- _Your task_
Restate the listing that follows word for word, without its pictures.

- _Input rows_
========================
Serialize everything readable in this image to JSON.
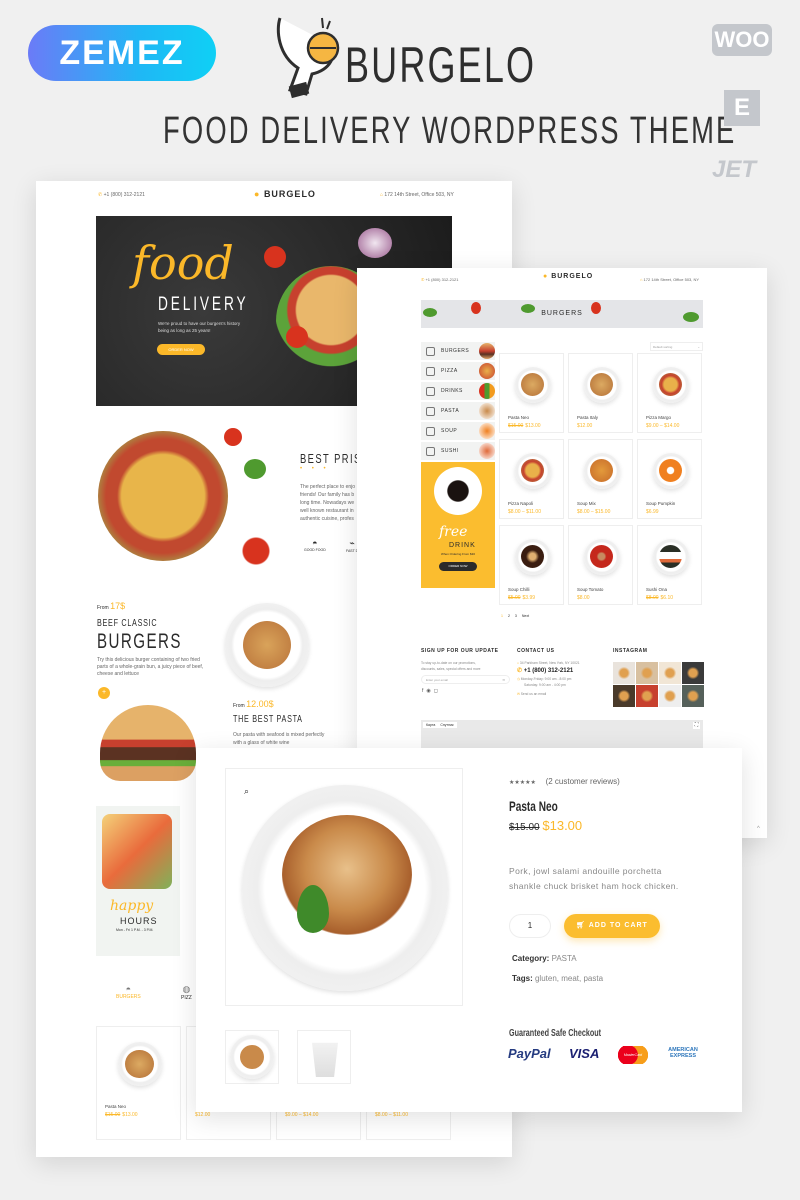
{
  "promo": {
    "vendor_logo": "ZEMEZ",
    "brand_name": "BURGELO",
    "tagline": "FOOD DELIVERY WORDPRESS THEME",
    "side_logos": [
      "WOO",
      "E",
      "JET"
    ]
  },
  "colors": {
    "accent": "#fbb829",
    "background": "#f0f0f0",
    "dark": "#2b2b2b"
  },
  "home_page": {
    "header": {
      "phone": "+1 (800) 312-2121",
      "logo": "BURGELO",
      "address": "172 14th Street, Office 503, NY"
    },
    "hero": {
      "script_title": "food",
      "title": "DELIVERY",
      "subtitle_line1": "We're proud to have our burgers's history",
      "subtitle_line2": "being as long as 25 years!",
      "button": "ORDER NOW"
    },
    "about": {
      "title": "BEST PRIS",
      "lines": [
        "The perfect place to enjo",
        "friends! Our family has b",
        "long time. Nowadays we",
        "well known restaurant in",
        "authentic cuisine, profes"
      ],
      "features": [
        "GOOD FOOD",
        "FAST D"
      ]
    },
    "burgers_promo": {
      "from_label": "From",
      "price": "17$",
      "subtitle": "BEEF CLASSIC",
      "title": "BURGERS",
      "lines": [
        "Try this delicious burger containing of two fried",
        "parts of a whole-grain bun, a juicy piece of beef,",
        "cheese and lettuce"
      ],
      "button": "+"
    },
    "pasta_promo": {
      "from_label": "From",
      "price": "12.00$",
      "title": "THE BEST PASTA",
      "lines": [
        "Our pasta with seafood is mixed perfectly",
        "with a glass of white wine"
      ]
    },
    "happy_hours": {
      "script": "happy",
      "title": "HOURS",
      "time": "Mon - Fri 1 P.M. - 3 P.M."
    },
    "tabs": [
      {
        "label": "BURGERS",
        "active": true
      },
      {
        "label": "PIZZ",
        "active": false
      }
    ],
    "products": [
      {
        "name": "Pasta Neo",
        "old_price": "$15.00",
        "price": "$13.00",
        "image": "pasta-plate"
      },
      {
        "name": "",
        "old_price": "",
        "price": "$12.00",
        "image": "pasta-plate"
      },
      {
        "name": "",
        "old_price": "",
        "price": "$9.00 – $14.00",
        "image": "pizza"
      },
      {
        "name": "",
        "old_price": "",
        "price": "$8.00 – $11.00",
        "image": "pizza"
      }
    ]
  },
  "shop_page": {
    "header": {
      "phone": "+1 (800) 312-2121",
      "logo": "BURGELO",
      "address": "172 14th Street, Office 503, NY"
    },
    "banner_title": "BURGERS",
    "categories": [
      "BURGERS",
      "PIZZA",
      "DRINKS",
      "PASTA",
      "SOUP",
      "SUSHI"
    ],
    "promo": {
      "script": "free",
      "title": "DRINK",
      "subtitle": "When Ordering From $30",
      "button": "ORDER NOW"
    },
    "sort": {
      "selected": "Default sorting"
    },
    "products": [
      {
        "name": "Pasta Neo",
        "old_price": "$15.00",
        "price": "$13.00",
        "image": "pasta-plate"
      },
      {
        "name": "Pasta Italy",
        "old_price": "",
        "price": "$12.00",
        "image": "pasta-plate"
      },
      {
        "name": "Pizza Margo",
        "old_price": "",
        "price": "$9.00 – $14.00",
        "image": "pizza"
      },
      {
        "name": "Pizza Napoli",
        "old_price": "",
        "price": "$8.00 – $11.00",
        "image": "pizza"
      },
      {
        "name": "Soup Mix",
        "old_price": "",
        "price": "$8.00 – $15.00",
        "image": "soup"
      },
      {
        "name": "Soup Pumpkin",
        "old_price": "",
        "price": "$6.99",
        "image": "pumpkin-soup"
      },
      {
        "name": "Soup Chilli",
        "old_price": "$5.00",
        "price": "$3.99",
        "image": "dark-soup"
      },
      {
        "name": "Soup Tomato",
        "old_price": "",
        "price": "$8.00",
        "image": "tomato-soup"
      },
      {
        "name": "Sushi Ona",
        "old_price": "$8.00",
        "price": "$6.10",
        "image": "sushi"
      }
    ],
    "pagination": [
      "1",
      "2",
      "3",
      "Next"
    ],
    "footer": {
      "signup_title": "SIGN UP FOR OUR UPDATE",
      "signup_text_1": "To stay up-to-date on our promotions,",
      "signup_text_2": "discounts, sales, special offers and more",
      "email_placeholder": "Enter your email",
      "contact_title": "CONTACT US",
      "address": "34 Parkham Street, New York, NY 10021",
      "phone": "+1 (800) 312-2121",
      "hours_1": "Monday-Friday: 9:00 am - 8:00 pm",
      "hours_2": "Saturday: 9:00 am - 4:00 pm",
      "email_link": "Send us an email",
      "instagram_title": "INSTAGRAM"
    },
    "map": {
      "tab_map": "Карта",
      "tab_satellite": "Спутник"
    }
  },
  "product_page": {
    "rating": 5,
    "reviews": "(2 customer reviews)",
    "name": "Pasta Neo",
    "old_price": "$15.00",
    "price": "$13.00",
    "description_1": "Pork, jowl salami andouille porchetta",
    "description_2": "shankle chuck brisket ham hock chicken.",
    "quantity": "1",
    "add_to_cart": "ADD TO CART",
    "category_label": "Category:",
    "category": "PASTA",
    "tags_label": "Tags:",
    "tags": "gluten, meat, pasta",
    "checkout_title": "Guaranteed Safe Checkout",
    "payments": [
      "PayPal",
      "VISA",
      "MasterCard",
      "AMERICAN EXPRESS"
    ]
  }
}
========================
- _Result for this exercise_
Serialize everything readable in this image to JSON.
{
  "promo": {
    "vendor_logo": "ZEMEZ",
    "brand_name": "BURGELO",
    "tagline": "FOOD DELIVERY WORDPRESS THEME",
    "side_logos": [
      "WOO",
      "E",
      "JET"
    ]
  },
  "colors": {
    "accent": "#fbb829",
    "background": "#f0f0f0",
    "dark": "#2b2b2b"
  },
  "home_page": {
    "header": {
      "phone": "+1 (800) 312-2121",
      "logo": "BURGELO",
      "address": "172 14th Street, Office 503, NY"
    },
    "hero": {
      "script_title": "food",
      "title": "DELIVERY",
      "subtitle_line1": "We're proud to have our burgers's history",
      "subtitle_line2": "being as long as 25 years!",
      "button": "ORDER NOW"
    },
    "about": {
      "title": "BEST PRIS",
      "lines": [
        "The perfect place to enjo",
        "friends! Our family has b",
        "long time. Nowadays we",
        "well known restaurant in",
        "authentic cuisine, profes"
      ],
      "features": [
        "GOOD FOOD",
        "FAST D"
      ]
    },
    "burgers_promo": {
      "from_label": "From",
      "price": "17$",
      "subtitle": "BEEF CLASSIC",
      "title": "BURGERS",
      "lines": [
        "Try this delicious burger containing of two fried",
        "parts of a whole-grain bun, a juicy piece of beef,",
        "cheese and lettuce"
      ],
      "button": "+"
    },
    "pasta_promo": {
      "from_label": "From",
      "price": "12.00$",
      "title": "THE BEST PASTA",
      "lines": [
        "Our pasta with seafood is mixed perfectly",
        "with a glass of white wine"
      ]
    },
    "happy_hours": {
      "script": "happy",
      "title": "HOURS",
      "time": "Mon - Fri 1 P.M. - 3 P.M."
    },
    "tabs": [
      {
        "label": "BURGERS",
        "active": true
      },
      {
        "label": "PIZZ",
        "active": false
      }
    ],
    "products": [
      {
        "name": "Pasta Neo",
        "old_price": "$15.00",
        "price": "$13.00",
        "image": "pasta-plate"
      },
      {
        "name": "",
        "old_price": "",
        "price": "$12.00",
        "image": "pasta-plate"
      },
      {
        "name": "",
        "old_price": "",
        "price": "$9.00 – $14.00",
        "image": "pizza"
      },
      {
        "name": "",
        "old_price": "",
        "price": "$8.00 – $11.00",
        "image": "pizza"
      }
    ]
  },
  "shop_page": {
    "header": {
      "phone": "+1 (800) 312-2121",
      "logo": "BURGELO",
      "address": "172 14th Street, Office 503, NY"
    },
    "banner_title": "BURGERS",
    "categories": [
      "BURGERS",
      "PIZZA",
      "DRINKS",
      "PASTA",
      "SOUP",
      "SUSHI"
    ],
    "promo": {
      "script": "free",
      "title": "DRINK",
      "subtitle": "When Ordering From $30",
      "button": "ORDER NOW"
    },
    "sort": {
      "selected": "Default sorting"
    },
    "products": [
      {
        "name": "Pasta Neo",
        "old_price": "$15.00",
        "price": "$13.00",
        "image": "pasta-plate"
      },
      {
        "name": "Pasta Italy",
        "old_price": "",
        "price": "$12.00",
        "image": "pasta-plate"
      },
      {
        "name": "Pizza Margo",
        "old_price": "",
        "price": "$9.00 – $14.00",
        "image": "pizza"
      },
      {
        "name": "Pizza Napoli",
        "old_price": "",
        "price": "$8.00 – $11.00",
        "image": "pizza"
      },
      {
        "name": "Soup Mix",
        "old_price": "",
        "price": "$8.00 – $15.00",
        "image": "soup"
      },
      {
        "name": "Soup Pumpkin",
        "old_price": "",
        "price": "$6.99",
        "image": "pumpkin-soup"
      },
      {
        "name": "Soup Chilli",
        "old_price": "$5.00",
        "price": "$3.99",
        "image": "dark-soup"
      },
      {
        "name": "Soup Tomato",
        "old_price": "",
        "price": "$8.00",
        "image": "tomato-soup"
      },
      {
        "name": "Sushi Ona",
        "old_price": "$8.00",
        "price": "$6.10",
        "image": "sushi"
      }
    ],
    "pagination": [
      "1",
      "2",
      "3",
      "Next"
    ],
    "footer": {
      "signup_title": "SIGN UP FOR OUR UPDATE",
      "signup_text_1": "To stay up-to-date on our promotions,",
      "signup_text_2": "discounts, sales, special offers and more",
      "email_placeholder": "Enter your email",
      "contact_title": "CONTACT US",
      "address": "34 Parkham Street, New York, NY 10021",
      "phone": "+1 (800) 312-2121",
      "hours_1": "Monday-Friday: 9:00 am - 8:00 pm",
      "hours_2": "Saturday: 9:00 am - 4:00 pm",
      "email_link": "Send us an email",
      "instagram_title": "INSTAGRAM"
    },
    "map": {
      "tab_map": "Карта",
      "tab_satellite": "Спутник"
    }
  },
  "product_page": {
    "rating": 5,
    "reviews": "(2 customer reviews)",
    "name": "Pasta Neo",
    "old_price": "$15.00",
    "price": "$13.00",
    "description_1": "Pork, jowl salami andouille porchetta",
    "description_2": "shankle chuck brisket ham hock chicken.",
    "quantity": "1",
    "add_to_cart": "ADD TO CART",
    "category_label": "Category:",
    "category": "PASTA",
    "tags_label": "Tags:",
    "tags": "gluten, meat, pasta",
    "checkout_title": "Guaranteed Safe Checkout",
    "payments": [
      "PayPal",
      "VISA",
      "MasterCard",
      "AMERICAN EXPRESS"
    ]
  }
}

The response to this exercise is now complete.